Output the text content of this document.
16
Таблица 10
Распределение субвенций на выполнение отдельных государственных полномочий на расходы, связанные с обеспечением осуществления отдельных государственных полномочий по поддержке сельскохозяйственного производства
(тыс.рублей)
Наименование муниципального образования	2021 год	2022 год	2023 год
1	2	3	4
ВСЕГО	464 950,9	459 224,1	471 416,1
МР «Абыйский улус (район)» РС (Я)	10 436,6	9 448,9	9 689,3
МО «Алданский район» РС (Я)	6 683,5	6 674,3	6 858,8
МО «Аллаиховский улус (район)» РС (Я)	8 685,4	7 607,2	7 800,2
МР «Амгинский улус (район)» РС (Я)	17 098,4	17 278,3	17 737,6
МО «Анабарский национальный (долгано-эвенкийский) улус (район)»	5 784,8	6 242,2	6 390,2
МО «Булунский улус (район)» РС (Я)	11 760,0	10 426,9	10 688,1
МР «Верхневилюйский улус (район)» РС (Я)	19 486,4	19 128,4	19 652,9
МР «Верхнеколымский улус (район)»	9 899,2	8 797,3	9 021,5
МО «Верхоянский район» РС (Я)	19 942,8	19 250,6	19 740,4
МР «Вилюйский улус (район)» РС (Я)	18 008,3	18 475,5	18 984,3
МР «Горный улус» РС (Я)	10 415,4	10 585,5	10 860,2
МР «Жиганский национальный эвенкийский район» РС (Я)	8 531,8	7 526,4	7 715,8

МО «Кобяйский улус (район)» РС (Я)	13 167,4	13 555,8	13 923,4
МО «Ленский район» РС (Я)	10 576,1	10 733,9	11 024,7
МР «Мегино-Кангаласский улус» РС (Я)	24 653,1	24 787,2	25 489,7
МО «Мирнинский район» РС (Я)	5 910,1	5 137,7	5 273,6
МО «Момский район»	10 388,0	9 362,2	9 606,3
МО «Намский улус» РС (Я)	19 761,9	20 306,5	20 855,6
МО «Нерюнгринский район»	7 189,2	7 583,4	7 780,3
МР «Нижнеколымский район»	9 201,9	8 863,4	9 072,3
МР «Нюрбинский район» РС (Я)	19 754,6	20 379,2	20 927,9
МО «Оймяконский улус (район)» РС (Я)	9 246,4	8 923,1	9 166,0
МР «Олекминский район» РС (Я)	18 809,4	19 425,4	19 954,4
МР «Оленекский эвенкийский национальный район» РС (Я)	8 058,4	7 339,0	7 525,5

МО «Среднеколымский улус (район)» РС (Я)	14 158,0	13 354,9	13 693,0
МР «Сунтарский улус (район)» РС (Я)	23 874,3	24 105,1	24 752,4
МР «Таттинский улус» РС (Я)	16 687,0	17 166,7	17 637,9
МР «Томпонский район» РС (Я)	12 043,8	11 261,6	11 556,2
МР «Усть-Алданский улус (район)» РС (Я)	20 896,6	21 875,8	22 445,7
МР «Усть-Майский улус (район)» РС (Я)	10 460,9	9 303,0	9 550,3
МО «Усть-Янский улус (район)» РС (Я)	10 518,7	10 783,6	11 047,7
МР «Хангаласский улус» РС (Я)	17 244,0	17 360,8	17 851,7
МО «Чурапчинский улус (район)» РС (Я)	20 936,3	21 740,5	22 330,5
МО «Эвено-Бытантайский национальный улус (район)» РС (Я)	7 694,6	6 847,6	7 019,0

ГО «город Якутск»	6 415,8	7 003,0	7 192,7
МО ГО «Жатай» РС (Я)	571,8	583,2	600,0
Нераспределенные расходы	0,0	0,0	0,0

[PROBLEM DETAILS] Extract each line holding the string "расходы".

[THE RESULT]
Распределение субвенций на выполнение отдельных государственных полномочий на расходы, связанные с обеспечением осуществления отдельных государственных полномочий по поддержке сельскохозяйственного производства
Нераспределенные расходы	0,0	0,0	0,0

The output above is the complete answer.